**Problem:**
Copy each line of the records that contains the word "Engage".

**Record list:**
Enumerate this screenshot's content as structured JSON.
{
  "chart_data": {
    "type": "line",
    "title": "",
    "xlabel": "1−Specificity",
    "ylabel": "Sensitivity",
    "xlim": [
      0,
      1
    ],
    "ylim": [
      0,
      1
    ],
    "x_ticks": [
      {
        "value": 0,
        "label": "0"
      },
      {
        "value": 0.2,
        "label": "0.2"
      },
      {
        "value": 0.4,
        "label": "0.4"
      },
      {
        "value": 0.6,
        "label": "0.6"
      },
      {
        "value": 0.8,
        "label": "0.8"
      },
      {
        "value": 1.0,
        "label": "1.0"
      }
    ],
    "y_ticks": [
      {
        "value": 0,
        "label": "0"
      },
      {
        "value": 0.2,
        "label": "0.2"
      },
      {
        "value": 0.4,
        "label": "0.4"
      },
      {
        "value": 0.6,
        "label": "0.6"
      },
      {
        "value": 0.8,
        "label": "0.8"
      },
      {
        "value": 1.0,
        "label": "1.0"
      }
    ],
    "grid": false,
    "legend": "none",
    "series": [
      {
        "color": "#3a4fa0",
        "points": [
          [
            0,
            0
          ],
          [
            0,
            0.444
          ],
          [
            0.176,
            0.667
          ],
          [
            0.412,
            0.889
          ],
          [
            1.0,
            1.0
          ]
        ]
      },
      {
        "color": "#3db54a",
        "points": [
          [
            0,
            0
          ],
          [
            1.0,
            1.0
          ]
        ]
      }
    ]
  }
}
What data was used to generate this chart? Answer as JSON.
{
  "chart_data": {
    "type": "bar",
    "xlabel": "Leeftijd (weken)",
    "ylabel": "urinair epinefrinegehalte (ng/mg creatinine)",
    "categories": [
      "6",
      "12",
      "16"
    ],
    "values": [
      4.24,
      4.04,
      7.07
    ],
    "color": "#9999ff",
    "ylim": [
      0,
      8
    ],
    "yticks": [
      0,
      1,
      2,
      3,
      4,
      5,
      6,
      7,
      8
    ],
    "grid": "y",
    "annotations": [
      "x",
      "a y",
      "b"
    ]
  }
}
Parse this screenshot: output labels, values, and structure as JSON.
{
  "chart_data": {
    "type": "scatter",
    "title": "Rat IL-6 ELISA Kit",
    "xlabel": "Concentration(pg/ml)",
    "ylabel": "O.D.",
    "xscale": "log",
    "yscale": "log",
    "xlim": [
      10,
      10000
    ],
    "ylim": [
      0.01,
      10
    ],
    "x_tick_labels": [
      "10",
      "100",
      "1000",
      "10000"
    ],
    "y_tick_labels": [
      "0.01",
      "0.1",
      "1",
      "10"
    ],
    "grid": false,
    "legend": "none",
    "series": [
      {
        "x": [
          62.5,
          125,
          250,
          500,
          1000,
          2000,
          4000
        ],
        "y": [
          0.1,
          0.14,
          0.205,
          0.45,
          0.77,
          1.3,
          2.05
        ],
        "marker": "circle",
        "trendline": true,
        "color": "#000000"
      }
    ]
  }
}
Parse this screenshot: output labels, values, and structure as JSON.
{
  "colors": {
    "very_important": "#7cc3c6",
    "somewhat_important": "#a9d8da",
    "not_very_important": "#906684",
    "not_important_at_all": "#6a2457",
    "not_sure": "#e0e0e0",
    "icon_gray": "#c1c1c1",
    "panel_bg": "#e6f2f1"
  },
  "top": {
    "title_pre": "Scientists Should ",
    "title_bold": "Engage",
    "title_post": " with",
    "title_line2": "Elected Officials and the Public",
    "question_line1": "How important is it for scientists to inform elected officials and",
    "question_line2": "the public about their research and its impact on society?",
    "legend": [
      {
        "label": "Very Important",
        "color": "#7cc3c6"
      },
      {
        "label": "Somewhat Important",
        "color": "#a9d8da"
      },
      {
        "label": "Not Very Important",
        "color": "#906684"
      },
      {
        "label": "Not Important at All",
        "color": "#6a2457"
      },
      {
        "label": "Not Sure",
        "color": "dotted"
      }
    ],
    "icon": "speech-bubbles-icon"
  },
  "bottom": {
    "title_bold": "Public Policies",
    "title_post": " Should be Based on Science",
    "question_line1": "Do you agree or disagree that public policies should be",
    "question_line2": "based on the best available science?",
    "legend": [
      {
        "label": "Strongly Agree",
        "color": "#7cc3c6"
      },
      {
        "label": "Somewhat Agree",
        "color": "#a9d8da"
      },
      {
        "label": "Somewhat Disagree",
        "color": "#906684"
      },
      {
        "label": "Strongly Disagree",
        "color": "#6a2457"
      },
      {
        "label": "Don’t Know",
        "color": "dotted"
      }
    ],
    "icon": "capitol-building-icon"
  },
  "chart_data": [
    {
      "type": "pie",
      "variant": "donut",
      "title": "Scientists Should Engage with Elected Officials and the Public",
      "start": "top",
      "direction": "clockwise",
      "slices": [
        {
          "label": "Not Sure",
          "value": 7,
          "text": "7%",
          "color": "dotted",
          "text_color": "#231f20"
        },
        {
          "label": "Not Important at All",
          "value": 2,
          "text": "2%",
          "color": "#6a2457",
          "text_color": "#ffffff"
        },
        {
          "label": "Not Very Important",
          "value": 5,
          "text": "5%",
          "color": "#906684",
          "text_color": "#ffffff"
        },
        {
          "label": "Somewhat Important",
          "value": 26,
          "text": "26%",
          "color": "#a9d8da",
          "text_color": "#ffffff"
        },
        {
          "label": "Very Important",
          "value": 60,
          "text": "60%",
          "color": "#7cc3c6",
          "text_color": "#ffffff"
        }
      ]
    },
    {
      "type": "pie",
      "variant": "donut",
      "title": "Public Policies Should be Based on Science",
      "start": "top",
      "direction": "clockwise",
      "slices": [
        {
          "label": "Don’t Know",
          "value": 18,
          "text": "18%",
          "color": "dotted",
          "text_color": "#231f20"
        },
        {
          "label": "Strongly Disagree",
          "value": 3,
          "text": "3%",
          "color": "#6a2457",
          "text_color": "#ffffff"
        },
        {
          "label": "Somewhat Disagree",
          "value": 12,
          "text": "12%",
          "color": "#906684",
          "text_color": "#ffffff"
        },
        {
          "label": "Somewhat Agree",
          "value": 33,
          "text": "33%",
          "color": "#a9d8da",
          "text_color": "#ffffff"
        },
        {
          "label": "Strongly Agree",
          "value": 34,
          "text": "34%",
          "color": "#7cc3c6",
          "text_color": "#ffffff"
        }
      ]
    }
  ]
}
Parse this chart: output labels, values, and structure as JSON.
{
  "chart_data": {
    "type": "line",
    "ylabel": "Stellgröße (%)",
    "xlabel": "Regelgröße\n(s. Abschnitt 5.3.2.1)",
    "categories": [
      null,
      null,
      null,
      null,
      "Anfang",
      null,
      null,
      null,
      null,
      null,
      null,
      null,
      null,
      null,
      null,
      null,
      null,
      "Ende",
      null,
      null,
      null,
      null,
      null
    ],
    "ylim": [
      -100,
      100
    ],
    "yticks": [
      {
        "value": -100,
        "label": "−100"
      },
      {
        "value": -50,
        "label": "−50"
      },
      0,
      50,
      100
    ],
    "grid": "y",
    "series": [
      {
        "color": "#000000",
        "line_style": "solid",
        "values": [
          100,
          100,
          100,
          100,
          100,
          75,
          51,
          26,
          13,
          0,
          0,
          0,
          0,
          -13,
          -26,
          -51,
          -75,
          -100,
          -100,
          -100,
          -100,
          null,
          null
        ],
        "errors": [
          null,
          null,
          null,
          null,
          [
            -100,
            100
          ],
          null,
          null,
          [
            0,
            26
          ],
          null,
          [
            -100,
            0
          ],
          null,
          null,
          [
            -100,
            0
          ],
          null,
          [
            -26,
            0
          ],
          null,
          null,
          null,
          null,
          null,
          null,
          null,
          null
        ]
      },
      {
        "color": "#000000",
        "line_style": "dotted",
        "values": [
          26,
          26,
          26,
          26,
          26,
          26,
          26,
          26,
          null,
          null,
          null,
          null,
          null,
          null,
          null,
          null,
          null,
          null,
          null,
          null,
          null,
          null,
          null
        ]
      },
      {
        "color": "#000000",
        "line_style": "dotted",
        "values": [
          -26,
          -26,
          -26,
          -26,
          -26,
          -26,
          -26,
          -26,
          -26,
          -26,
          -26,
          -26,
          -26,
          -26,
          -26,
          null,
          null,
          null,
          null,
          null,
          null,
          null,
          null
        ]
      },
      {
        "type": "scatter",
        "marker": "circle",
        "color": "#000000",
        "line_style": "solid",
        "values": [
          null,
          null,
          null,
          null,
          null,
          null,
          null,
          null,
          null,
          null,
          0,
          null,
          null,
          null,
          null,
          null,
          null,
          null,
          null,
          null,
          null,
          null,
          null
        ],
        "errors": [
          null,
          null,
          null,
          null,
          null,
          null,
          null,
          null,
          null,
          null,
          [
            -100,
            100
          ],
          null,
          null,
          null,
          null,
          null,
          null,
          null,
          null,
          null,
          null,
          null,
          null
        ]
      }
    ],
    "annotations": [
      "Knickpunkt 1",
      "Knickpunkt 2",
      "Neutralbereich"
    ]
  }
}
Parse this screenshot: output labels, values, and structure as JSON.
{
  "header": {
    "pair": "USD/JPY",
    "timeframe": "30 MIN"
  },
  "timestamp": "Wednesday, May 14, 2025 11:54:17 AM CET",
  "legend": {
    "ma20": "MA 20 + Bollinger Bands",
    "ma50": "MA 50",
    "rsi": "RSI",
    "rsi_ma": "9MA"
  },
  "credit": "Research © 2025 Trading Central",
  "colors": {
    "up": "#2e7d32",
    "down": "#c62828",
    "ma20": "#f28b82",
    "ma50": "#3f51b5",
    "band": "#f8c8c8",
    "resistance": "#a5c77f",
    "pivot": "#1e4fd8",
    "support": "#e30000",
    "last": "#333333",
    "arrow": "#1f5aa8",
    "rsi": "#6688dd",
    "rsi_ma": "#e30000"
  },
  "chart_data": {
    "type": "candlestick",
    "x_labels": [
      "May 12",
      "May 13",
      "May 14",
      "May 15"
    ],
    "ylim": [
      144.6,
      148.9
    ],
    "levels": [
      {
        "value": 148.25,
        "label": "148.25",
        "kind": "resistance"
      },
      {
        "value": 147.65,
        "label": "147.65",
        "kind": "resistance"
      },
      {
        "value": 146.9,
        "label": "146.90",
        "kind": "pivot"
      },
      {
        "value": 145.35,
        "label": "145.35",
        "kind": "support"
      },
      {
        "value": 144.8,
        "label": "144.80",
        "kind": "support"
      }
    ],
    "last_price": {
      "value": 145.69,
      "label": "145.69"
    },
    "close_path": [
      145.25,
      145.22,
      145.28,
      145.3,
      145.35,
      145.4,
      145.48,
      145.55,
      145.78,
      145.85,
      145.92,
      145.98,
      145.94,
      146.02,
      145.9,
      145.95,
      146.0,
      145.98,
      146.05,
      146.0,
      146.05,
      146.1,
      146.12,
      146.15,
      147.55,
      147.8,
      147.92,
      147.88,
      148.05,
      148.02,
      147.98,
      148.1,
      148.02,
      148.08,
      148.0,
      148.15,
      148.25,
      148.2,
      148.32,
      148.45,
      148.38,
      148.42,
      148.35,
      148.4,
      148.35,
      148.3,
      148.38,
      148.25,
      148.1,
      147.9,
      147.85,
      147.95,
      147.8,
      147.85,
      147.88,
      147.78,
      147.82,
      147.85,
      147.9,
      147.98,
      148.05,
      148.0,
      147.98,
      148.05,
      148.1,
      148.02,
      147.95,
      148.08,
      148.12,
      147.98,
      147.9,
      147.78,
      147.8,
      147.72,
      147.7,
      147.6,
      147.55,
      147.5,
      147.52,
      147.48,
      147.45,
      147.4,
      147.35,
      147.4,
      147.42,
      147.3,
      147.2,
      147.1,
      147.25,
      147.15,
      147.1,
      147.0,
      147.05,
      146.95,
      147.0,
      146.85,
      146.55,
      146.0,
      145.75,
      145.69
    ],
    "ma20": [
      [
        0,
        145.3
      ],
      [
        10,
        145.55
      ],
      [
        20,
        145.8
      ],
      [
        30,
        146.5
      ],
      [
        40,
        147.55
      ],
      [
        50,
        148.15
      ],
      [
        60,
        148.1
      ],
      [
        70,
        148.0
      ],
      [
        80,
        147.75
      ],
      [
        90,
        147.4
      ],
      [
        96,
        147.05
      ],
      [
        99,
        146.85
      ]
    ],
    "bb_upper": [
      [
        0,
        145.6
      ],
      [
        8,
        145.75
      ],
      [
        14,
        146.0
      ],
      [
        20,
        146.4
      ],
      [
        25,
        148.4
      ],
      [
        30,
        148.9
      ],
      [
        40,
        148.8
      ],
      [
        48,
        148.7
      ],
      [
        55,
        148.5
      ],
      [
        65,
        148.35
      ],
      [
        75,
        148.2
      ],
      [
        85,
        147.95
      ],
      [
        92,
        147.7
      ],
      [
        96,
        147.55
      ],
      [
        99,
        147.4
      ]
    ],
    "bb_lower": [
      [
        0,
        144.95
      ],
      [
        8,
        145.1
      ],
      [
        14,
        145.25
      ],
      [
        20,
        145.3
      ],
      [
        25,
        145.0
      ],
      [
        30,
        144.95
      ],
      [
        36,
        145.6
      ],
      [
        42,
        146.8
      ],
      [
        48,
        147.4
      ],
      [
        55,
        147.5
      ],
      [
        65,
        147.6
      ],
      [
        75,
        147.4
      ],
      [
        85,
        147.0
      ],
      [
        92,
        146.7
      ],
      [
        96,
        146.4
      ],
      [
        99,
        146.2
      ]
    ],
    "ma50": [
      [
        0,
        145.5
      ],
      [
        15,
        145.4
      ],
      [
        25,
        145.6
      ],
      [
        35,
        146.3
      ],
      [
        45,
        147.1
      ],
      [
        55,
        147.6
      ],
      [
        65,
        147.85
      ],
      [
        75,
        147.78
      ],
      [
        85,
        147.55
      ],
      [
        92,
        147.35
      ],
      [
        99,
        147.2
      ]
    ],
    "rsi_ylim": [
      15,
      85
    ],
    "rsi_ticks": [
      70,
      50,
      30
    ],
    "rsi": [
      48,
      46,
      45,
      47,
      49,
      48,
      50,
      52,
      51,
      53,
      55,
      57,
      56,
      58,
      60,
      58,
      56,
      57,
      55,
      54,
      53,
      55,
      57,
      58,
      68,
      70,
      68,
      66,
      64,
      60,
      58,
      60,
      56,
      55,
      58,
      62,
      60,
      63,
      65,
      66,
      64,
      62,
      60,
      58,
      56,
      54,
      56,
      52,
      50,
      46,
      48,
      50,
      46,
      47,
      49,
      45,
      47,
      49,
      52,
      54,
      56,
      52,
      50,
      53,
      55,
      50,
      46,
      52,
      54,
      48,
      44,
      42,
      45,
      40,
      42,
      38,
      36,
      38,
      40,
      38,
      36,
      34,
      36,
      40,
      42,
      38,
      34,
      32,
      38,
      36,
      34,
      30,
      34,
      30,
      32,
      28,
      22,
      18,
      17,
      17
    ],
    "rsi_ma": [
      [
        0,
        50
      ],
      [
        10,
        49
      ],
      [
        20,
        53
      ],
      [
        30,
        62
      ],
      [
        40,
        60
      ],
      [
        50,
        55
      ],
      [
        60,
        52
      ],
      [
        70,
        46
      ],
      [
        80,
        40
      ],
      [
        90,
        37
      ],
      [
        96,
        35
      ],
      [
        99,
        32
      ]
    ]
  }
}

**Task result:**
    "title_bold": "Engage",
      "title": "Scientists Should Engage with Elected Officials and the Public",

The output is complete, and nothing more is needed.